-- Start --

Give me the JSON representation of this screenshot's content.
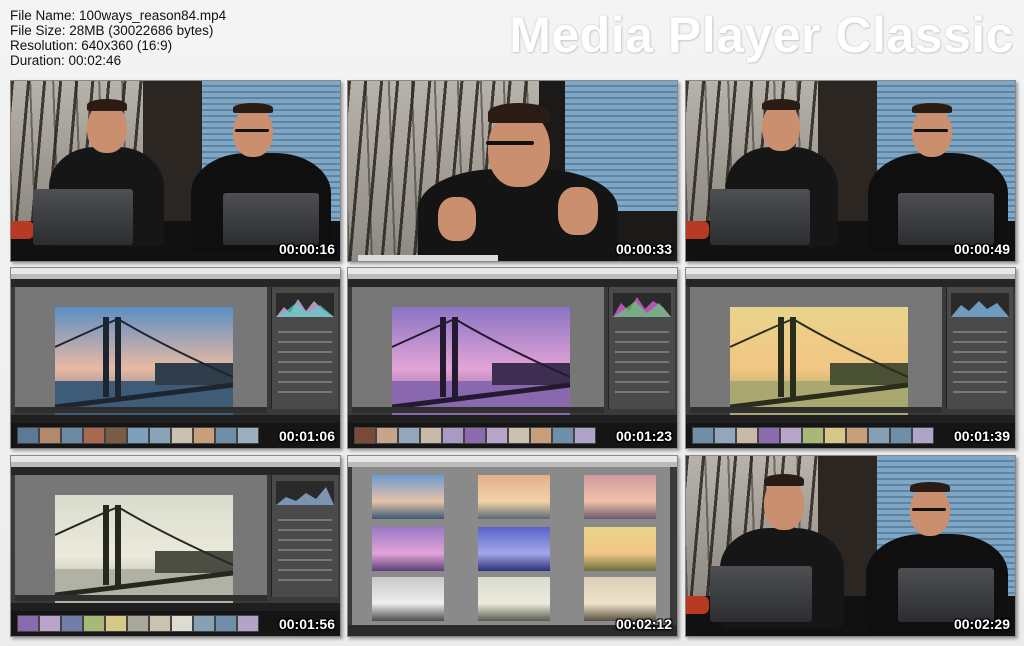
{
  "header": {
    "file_name": "File Name: 100ways_reason84.mp4",
    "file_size": "File Size: 28MB (30022686 bytes)",
    "resolution": "Resolution: 640x360 (16:9)",
    "duration": "Duration: 00:02:46",
    "brand": "Media Player Classic"
  },
  "thumbnails": [
    {
      "timestamp": "00:00:16",
      "scene": "studio-two"
    },
    {
      "timestamp": "00:00:33",
      "scene": "studio-closeup"
    },
    {
      "timestamp": "00:00:49",
      "scene": "studio-two"
    },
    {
      "timestamp": "00:01:06",
      "scene": "lightroom-develop",
      "tint": "blue"
    },
    {
      "timestamp": "00:01:23",
      "scene": "lightroom-develop",
      "tint": "purple"
    },
    {
      "timestamp": "00:01:39",
      "scene": "lightroom-develop",
      "tint": "yellow"
    },
    {
      "timestamp": "00:01:56",
      "scene": "lightroom-develop",
      "tint": "gray"
    },
    {
      "timestamp": "00:02:12",
      "scene": "lightroom-survey"
    },
    {
      "timestamp": "00:02:29",
      "scene": "studio-two"
    }
  ],
  "colors": {
    "brand_text": "#ffffff",
    "timestamp_text": "#ffffff",
    "background": "#ececec"
  }
}
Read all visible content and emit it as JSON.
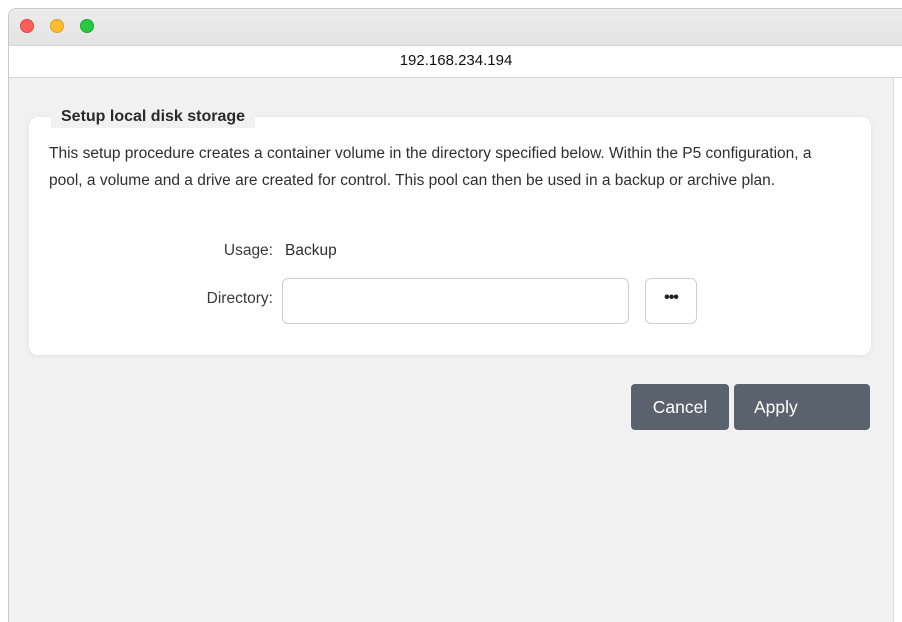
{
  "window": {
    "address": "192.168.234.194"
  },
  "panel": {
    "legend": "Setup local disk storage",
    "description": "This setup procedure creates a container volume in the directory specified below. Within the P5 configuration, a pool, a volume and a drive are created for control. This pool can then be used in a backup or archive plan.",
    "usage_label": "Usage:",
    "usage_value": "Backup",
    "directory_label": "Directory:",
    "directory_value": "",
    "browse_label": "•••"
  },
  "actions": {
    "cancel_label": "Cancel",
    "apply_label": "Apply"
  },
  "colors": {
    "button_bg": "#59626d",
    "page_bg": "#f1f1f2",
    "close": "#ff5f57",
    "minimize": "#febc2e",
    "maximize": "#28c840"
  }
}
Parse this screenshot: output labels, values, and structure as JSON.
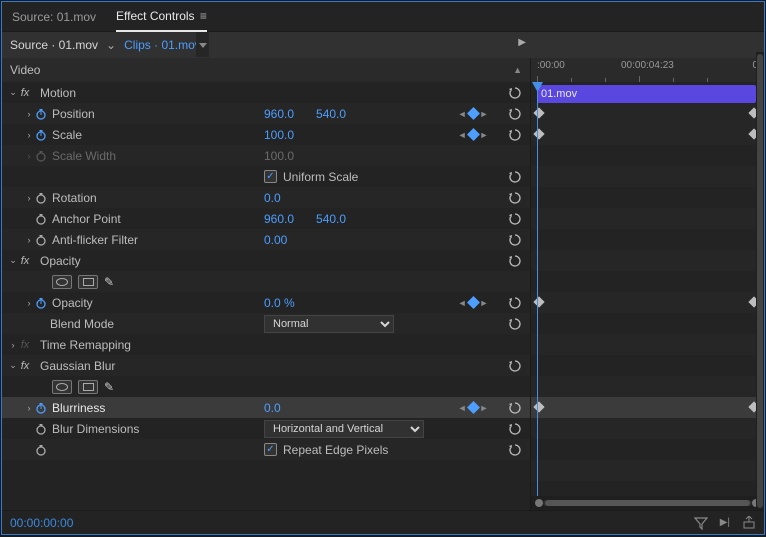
{
  "tabs": {
    "source": "Source: 01.mov",
    "effect_controls": "Effect Controls"
  },
  "srcbar": {
    "source": "Source · 01.mov",
    "clips": "Clips · 01.mov"
  },
  "colhdr": {
    "video": "Video"
  },
  "motion": {
    "label": "Motion",
    "position": {
      "label": "Position",
      "x": "960.0",
      "y": "540.0"
    },
    "scale": {
      "label": "Scale",
      "value": "100.0"
    },
    "scale_width": {
      "label": "Scale Width",
      "value": "100.0"
    },
    "uniform_scale": {
      "label": "Uniform Scale",
      "checked": true
    },
    "rotation": {
      "label": "Rotation",
      "value": "0.0"
    },
    "anchor_point": {
      "label": "Anchor Point",
      "x": "960.0",
      "y": "540.0"
    },
    "antiflicker": {
      "label": "Anti-flicker Filter",
      "value": "0.00"
    }
  },
  "opacity": {
    "label": "Opacity",
    "opacity_prop": {
      "label": "Opacity",
      "value": "0.0 %"
    },
    "blend_mode": {
      "label": "Blend Mode",
      "value": "Normal",
      "options": [
        "Normal"
      ]
    }
  },
  "time_remap": {
    "label": "Time Remapping"
  },
  "gaussian": {
    "label": "Gaussian Blur",
    "blurriness": {
      "label": "Blurriness",
      "value": "0.0"
    },
    "blur_dimensions": {
      "label": "Blur Dimensions",
      "value": "Horizontal and Vertical",
      "options": [
        "Horizontal and Vertical"
      ]
    },
    "repeat_edge": {
      "label": "Repeat Edge Pixels",
      "checked": true
    }
  },
  "timeline": {
    "ruler_labels": [
      ":00:00",
      "00:00:04:23",
      "0"
    ],
    "clip_label": "01.mov"
  },
  "footer": {
    "timecode": "00:00:00:00"
  }
}
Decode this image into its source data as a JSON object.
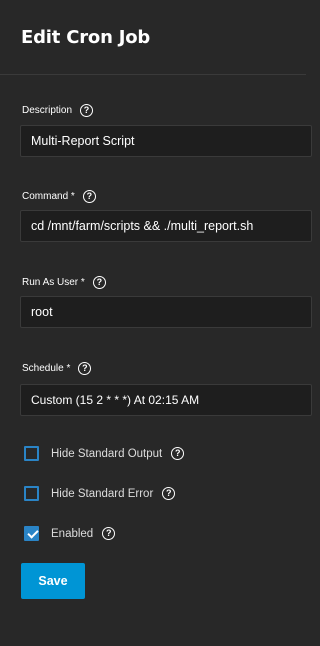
{
  "header": {
    "title": "Edit Cron Job"
  },
  "form": {
    "description": {
      "label": "Description",
      "value": "Multi-Report Script"
    },
    "command": {
      "label": "Command *",
      "value": "cd /mnt/farm/scripts && ./multi_report.sh"
    },
    "run_as_user": {
      "label": "Run As User *",
      "value": "root"
    },
    "schedule": {
      "label": "Schedule *",
      "value": "Custom (15 2 * * *) At 02:15 AM"
    },
    "hide_stdout": {
      "label": "Hide Standard Output",
      "checked": false
    },
    "hide_stderr": {
      "label": "Hide Standard Error",
      "checked": false
    },
    "enabled": {
      "label": "Enabled",
      "checked": true
    },
    "help_glyph": "?"
  },
  "actions": {
    "save_label": "Save"
  },
  "colors": {
    "background": "#282828",
    "accent": "#0095d5",
    "checkbox": "#2a84c6"
  }
}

-- End --

Exclude all images and restate the records above word for word.

__Result of the task__.
Give me the JSON representation of this screenshot's content.
{
  "header": {
    "file_name": "File Name: 100ways_reason84.mp4",
    "file_size": "File Size: 28MB (30022686 bytes)",
    "resolution": "Resolution: 640x360 (16:9)",
    "duration": "Duration: 00:02:46",
    "brand": "Media Player Classic"
  },
  "thumbnails": [
    {
      "timestamp": "00:00:16",
      "scene": "studio-two"
    },
    {
      "timestamp": "00:00:33",
      "scene": "studio-closeup"
    },
    {
      "timestamp": "00:00:49",
      "scene": "studio-two"
    },
    {
      "timestamp": "00:01:06",
      "scene": "lightroom-develop",
      "tint": "blue"
    },
    {
      "timestamp": "00:01:23",
      "scene": "lightroom-develop",
      "tint": "purple"
    },
    {
      "timestamp": "00:01:39",
      "scene": "lightroom-develop",
      "tint": "yellow"
    },
    {
      "timestamp": "00:01:56",
      "scene": "lightroom-develop",
      "tint": "gray"
    },
    {
      "timestamp": "00:02:12",
      "scene": "lightroom-survey"
    },
    {
      "timestamp": "00:02:29",
      "scene": "studio-two"
    }
  ],
  "colors": {
    "brand_text": "#ffffff",
    "timestamp_text": "#ffffff",
    "background": "#ececec"
  }
}
Read all visible content and emit it as JSON.
{
  "window": {
    "address": "192.168.234.194"
  },
  "panel": {
    "legend": "Setup local disk storage",
    "description": "This setup procedure creates a container volume in the directory specified below. Within the P5 configuration, a pool, a volume and a drive are created for control. This pool can then be used in a backup or archive plan.",
    "usage_label": "Usage:",
    "usage_value": "Backup",
    "directory_label": "Directory:",
    "directory_value": "",
    "browse_label": "•••"
  },
  "actions": {
    "cancel_label": "Cancel",
    "apply_label": "Apply"
  },
  "colors": {
    "button_bg": "#59626d",
    "page_bg": "#f1f1f2",
    "close": "#ff5f57",
    "minimize": "#febc2e",
    "maximize": "#28c840"
  }
}
Parse this screenshot: output labels, values, and structure as JSON.
{
  "tabs": {
    "source": "Source: 01.mov",
    "effect_controls": "Effect Controls"
  },
  "srcbar": {
    "source": "Source · 01.mov",
    "clips": "Clips · 01.mov"
  },
  "colhdr": {
    "video": "Video"
  },
  "motion": {
    "label": "Motion",
    "position": {
      "label": "Position",
      "x": "960.0",
      "y": "540.0"
    },
    "scale": {
      "label": "Scale",
      "value": "100.0"
    },
    "scale_width": {
      "label": "Scale Width",
      "value": "100.0"
    },
    "uniform_scale": {
      "label": "Uniform Scale",
      "checked": true
    },
    "rotation": {
      "label": "Rotation",
      "value": "0.0"
    },
    "anchor_point": {
      "label": "Anchor Point",
      "x": "960.0",
      "y": "540.0"
    },
    "antiflicker": {
      "label": "Anti-flicker Filter",
      "value": "0.00"
    }
  },
  "opacity": {
    "label": "Opacity",
    "opacity_prop": {
      "label": "Opacity",
      "value": "0.0 %"
    },
    "blend_mode": {
      "label": "Blend Mode",
      "value": "Normal",
      "options": [
        "Normal"
      ]
    }
  },
  "time_remap": {
    "label": "Time Remapping"
  },
  "gaussian": {
    "label": "Gaussian Blur",
    "blurriness": {
      "label": "Blurriness",
      "value": "0.0"
    },
    "blur_dimensions": {
      "label": "Blur Dimensions",
      "value": "Horizontal and Vertical",
      "options": [
        "Horizontal and Vertical"
      ]
    },
    "repeat_edge": {
      "label": "Repeat Edge Pixels",
      "checked": true
    }
  },
  "timeline": {
    "ruler_labels": [
      ":00:00",
      "00:00:04:23",
      "0"
    ],
    "clip_label": "01.mov"
  },
  "footer": {
    "timecode": "00:00:00:00"
  }
}
Decode this image into its source data as a JSON object.
{
  "header": {
    "title": "Edit Cron Job"
  },
  "form": {
    "description": {
      "label": "Description",
      "value": "Multi-Report Script"
    },
    "command": {
      "label": "Command *",
      "value": "cd /mnt/farm/scripts && ./multi_report.sh"
    },
    "run_as_user": {
      "label": "Run As User *",
      "value": "root"
    },
    "schedule": {
      "label": "Schedule *",
      "value": "Custom (15 2 * * *) At 02:15 AM"
    },
    "hide_stdout": {
      "label": "Hide Standard Output",
      "checked": false
    },
    "hide_stderr": {
      "label": "Hide Standard Error",
      "checked": false
    },
    "enabled": {
      "label": "Enabled",
      "checked": true
    },
    "help_glyph": "?"
  },
  "actions": {
    "save_label": "Save"
  },
  "colors": {
    "background": "#282828",
    "accent": "#0095d5",
    "checkbox": "#2a84c6"
  }
}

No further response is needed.